THE REQUEST => Every line that contains the word "координат" should be copied.

ENTRIES PROVIDED =>
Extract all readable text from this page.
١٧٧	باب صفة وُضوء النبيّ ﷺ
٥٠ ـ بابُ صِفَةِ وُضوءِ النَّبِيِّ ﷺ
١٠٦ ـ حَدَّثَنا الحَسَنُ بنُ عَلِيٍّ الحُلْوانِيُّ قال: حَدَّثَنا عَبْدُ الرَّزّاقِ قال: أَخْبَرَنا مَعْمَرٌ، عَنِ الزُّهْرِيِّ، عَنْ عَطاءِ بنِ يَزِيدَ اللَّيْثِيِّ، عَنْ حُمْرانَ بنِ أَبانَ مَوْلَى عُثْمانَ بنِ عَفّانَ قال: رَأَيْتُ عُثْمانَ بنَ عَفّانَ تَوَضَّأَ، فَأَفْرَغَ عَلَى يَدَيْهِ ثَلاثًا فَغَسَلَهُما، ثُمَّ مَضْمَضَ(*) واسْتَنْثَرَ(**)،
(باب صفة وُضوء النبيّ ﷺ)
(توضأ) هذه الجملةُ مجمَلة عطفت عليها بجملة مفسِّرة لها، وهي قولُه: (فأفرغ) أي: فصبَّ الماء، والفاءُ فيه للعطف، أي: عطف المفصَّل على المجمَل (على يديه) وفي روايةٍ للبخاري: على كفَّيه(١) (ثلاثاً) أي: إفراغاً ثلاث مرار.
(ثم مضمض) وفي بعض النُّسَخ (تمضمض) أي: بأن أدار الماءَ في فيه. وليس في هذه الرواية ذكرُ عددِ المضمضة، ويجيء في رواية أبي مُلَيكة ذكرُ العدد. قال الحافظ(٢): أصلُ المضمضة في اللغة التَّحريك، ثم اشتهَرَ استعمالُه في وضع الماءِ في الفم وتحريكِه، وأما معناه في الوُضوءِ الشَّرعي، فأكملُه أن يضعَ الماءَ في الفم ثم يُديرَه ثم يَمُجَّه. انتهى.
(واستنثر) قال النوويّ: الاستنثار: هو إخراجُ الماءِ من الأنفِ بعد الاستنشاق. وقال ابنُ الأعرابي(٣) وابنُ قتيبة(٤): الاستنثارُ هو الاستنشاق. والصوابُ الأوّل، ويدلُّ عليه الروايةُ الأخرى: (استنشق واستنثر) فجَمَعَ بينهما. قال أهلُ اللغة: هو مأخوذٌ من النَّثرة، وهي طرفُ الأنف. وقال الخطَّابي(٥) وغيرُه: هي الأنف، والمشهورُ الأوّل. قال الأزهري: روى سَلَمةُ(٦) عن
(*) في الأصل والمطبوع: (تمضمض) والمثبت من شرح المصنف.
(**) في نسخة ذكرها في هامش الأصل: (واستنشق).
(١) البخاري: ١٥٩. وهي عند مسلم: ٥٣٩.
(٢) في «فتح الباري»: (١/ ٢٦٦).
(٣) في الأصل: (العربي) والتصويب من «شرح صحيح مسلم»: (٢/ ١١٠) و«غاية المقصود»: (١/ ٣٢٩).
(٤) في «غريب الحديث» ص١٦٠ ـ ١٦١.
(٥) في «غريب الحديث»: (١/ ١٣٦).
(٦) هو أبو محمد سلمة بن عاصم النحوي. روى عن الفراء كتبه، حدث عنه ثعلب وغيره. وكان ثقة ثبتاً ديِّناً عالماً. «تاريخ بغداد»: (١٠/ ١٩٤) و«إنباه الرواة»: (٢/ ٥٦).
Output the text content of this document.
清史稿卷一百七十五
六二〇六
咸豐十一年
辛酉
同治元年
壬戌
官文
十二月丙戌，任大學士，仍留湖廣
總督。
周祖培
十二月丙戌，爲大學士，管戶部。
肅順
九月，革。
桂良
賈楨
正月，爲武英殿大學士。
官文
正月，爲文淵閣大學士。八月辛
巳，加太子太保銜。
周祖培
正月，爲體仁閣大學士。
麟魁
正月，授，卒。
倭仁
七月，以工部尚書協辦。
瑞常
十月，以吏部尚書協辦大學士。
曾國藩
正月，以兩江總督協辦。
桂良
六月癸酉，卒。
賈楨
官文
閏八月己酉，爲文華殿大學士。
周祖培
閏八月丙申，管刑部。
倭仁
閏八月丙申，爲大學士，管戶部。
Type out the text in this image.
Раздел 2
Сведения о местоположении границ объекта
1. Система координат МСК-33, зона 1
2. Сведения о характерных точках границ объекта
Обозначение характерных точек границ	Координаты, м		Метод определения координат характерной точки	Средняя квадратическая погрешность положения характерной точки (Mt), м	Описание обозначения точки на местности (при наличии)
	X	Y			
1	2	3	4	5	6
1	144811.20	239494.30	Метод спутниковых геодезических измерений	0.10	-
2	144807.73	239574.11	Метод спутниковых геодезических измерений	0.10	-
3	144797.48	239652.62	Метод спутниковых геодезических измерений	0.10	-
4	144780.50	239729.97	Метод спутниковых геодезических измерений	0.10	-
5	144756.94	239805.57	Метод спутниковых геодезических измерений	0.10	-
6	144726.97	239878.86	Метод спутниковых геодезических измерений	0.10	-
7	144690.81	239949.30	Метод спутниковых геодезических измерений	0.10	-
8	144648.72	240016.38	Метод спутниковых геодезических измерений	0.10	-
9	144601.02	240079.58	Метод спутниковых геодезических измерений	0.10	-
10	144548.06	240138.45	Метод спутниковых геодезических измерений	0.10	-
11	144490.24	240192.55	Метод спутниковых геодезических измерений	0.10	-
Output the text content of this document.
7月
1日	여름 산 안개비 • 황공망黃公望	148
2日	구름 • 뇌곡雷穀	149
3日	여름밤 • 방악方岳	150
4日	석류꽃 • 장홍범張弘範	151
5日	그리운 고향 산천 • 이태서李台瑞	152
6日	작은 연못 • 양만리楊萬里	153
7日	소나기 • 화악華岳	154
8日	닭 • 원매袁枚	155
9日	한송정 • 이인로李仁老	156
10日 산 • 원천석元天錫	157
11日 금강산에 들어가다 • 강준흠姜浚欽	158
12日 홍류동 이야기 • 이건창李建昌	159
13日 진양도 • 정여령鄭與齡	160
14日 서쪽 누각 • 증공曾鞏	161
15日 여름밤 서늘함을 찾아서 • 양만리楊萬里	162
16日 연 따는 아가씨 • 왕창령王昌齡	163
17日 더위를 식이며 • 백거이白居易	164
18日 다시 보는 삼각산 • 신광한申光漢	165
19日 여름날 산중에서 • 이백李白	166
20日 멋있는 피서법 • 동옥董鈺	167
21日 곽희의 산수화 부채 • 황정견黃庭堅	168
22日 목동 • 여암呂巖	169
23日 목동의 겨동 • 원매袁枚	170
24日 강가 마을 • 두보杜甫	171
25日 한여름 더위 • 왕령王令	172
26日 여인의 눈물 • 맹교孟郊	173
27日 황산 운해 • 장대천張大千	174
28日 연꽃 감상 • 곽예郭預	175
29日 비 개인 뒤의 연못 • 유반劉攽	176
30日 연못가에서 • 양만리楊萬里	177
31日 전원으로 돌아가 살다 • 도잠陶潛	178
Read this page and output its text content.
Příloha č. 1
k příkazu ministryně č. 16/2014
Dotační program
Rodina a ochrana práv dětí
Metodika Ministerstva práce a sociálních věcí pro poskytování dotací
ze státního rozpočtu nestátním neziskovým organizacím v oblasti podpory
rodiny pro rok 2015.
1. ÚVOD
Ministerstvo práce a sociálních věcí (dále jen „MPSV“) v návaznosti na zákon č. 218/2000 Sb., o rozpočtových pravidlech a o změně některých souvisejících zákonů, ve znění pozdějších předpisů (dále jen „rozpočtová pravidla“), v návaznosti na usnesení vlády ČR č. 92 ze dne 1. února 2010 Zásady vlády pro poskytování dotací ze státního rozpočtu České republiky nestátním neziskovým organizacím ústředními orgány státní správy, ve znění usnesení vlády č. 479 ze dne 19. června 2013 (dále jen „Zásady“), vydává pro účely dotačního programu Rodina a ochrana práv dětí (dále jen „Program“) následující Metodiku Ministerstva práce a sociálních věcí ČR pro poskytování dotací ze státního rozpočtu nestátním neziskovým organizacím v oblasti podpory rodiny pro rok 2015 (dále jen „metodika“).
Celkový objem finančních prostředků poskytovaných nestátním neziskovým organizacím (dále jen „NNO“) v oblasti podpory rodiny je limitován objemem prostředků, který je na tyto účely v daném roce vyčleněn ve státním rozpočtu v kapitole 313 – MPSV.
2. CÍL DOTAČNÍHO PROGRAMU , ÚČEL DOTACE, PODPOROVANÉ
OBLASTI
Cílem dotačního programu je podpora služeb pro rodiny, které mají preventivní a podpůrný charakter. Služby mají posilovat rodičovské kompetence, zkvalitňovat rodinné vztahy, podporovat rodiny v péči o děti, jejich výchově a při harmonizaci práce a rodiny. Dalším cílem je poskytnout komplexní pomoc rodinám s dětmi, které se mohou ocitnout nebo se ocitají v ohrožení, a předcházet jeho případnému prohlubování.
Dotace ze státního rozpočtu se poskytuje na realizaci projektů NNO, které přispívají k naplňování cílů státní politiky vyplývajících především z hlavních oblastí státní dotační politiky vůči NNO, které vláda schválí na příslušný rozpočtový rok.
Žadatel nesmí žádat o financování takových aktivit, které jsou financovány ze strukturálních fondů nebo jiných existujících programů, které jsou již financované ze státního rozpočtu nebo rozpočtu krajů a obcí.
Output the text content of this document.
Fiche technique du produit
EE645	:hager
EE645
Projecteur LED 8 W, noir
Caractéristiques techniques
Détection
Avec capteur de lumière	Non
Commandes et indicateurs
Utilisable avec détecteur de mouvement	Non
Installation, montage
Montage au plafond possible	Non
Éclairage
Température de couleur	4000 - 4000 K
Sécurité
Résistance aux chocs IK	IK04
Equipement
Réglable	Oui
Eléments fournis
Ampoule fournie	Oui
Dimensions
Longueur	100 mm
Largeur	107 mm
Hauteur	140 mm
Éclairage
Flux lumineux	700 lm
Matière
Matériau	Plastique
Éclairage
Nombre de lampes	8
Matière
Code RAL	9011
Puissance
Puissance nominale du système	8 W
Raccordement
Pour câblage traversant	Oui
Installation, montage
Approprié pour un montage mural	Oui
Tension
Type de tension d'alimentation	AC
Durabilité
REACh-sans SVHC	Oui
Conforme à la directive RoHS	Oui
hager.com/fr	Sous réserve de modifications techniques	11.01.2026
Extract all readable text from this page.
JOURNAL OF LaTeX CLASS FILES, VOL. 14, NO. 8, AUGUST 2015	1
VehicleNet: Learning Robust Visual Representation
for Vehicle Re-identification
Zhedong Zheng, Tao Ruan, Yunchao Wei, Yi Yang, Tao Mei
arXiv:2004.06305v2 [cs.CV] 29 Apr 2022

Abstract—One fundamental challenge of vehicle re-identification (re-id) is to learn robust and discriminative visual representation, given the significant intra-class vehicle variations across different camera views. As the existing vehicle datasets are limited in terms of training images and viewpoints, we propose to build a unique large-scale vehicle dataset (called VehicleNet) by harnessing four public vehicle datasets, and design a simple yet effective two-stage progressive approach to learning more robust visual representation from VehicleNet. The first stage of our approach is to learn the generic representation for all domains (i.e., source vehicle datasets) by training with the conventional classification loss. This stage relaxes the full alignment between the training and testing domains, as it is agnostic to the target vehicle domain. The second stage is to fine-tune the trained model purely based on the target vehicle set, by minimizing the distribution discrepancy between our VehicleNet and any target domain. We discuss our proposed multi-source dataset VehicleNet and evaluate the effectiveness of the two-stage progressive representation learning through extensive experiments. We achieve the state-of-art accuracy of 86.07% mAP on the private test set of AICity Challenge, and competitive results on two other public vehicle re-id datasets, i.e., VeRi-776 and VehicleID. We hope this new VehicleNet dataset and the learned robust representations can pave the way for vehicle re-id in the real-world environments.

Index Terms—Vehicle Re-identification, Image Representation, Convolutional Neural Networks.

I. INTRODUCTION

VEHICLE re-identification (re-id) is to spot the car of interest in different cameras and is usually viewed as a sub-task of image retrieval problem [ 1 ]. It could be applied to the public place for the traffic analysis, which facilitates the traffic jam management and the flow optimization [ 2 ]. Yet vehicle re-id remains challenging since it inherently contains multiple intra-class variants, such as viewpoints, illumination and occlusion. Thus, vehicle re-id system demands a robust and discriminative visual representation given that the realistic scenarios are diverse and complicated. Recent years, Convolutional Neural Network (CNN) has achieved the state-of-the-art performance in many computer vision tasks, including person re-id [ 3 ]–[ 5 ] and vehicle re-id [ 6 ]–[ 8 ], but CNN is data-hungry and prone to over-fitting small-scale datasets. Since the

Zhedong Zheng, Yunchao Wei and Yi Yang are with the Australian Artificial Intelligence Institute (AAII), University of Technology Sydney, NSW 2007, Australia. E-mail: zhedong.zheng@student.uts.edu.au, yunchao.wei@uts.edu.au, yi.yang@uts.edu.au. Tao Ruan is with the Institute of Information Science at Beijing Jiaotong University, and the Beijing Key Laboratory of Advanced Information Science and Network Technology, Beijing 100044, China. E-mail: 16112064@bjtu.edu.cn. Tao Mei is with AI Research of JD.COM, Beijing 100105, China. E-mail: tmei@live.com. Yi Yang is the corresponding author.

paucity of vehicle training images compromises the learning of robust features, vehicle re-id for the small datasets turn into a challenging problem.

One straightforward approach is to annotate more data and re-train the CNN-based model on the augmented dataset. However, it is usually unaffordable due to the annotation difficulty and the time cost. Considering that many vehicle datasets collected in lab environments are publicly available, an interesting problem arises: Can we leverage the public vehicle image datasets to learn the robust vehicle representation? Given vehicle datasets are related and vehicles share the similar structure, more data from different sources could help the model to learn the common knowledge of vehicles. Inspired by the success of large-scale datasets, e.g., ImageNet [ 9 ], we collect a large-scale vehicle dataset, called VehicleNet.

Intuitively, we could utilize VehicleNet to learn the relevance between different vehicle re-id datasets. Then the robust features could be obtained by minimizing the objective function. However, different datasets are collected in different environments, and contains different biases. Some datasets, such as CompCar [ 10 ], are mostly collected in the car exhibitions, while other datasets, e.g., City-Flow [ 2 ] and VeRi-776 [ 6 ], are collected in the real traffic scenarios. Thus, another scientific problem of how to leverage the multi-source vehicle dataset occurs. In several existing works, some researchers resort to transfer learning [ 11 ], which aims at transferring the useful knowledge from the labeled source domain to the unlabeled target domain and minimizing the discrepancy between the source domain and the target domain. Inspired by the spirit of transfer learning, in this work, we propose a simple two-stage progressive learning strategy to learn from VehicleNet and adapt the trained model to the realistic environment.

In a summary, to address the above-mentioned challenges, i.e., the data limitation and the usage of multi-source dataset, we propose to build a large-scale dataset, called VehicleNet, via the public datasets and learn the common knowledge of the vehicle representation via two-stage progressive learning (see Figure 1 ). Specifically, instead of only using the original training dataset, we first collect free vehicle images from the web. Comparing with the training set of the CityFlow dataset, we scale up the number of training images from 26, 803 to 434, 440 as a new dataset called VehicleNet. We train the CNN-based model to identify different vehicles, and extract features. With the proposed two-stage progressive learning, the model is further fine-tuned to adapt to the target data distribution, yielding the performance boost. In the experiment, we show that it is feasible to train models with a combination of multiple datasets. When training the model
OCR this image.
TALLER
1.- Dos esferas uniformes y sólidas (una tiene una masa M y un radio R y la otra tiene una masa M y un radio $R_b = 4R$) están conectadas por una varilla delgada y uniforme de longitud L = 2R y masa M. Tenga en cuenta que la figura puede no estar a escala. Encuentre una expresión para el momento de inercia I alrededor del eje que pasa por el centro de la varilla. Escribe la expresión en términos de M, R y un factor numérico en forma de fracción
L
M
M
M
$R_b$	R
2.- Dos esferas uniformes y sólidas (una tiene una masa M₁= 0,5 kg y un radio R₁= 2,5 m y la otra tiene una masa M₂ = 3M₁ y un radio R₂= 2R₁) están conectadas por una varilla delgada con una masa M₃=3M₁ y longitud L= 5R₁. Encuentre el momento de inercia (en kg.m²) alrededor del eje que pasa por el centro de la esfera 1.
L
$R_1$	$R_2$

PROBLEM SOLUTION =>
1. Система координат МСК-33, зона 1
Обозначение характерных точек границ	Координаты, м		Метод определения координат характерной точки	Средняя квадратическая погрешность положения характерной точки (Mt), м	Описание обозначения точки на местности (при наличии)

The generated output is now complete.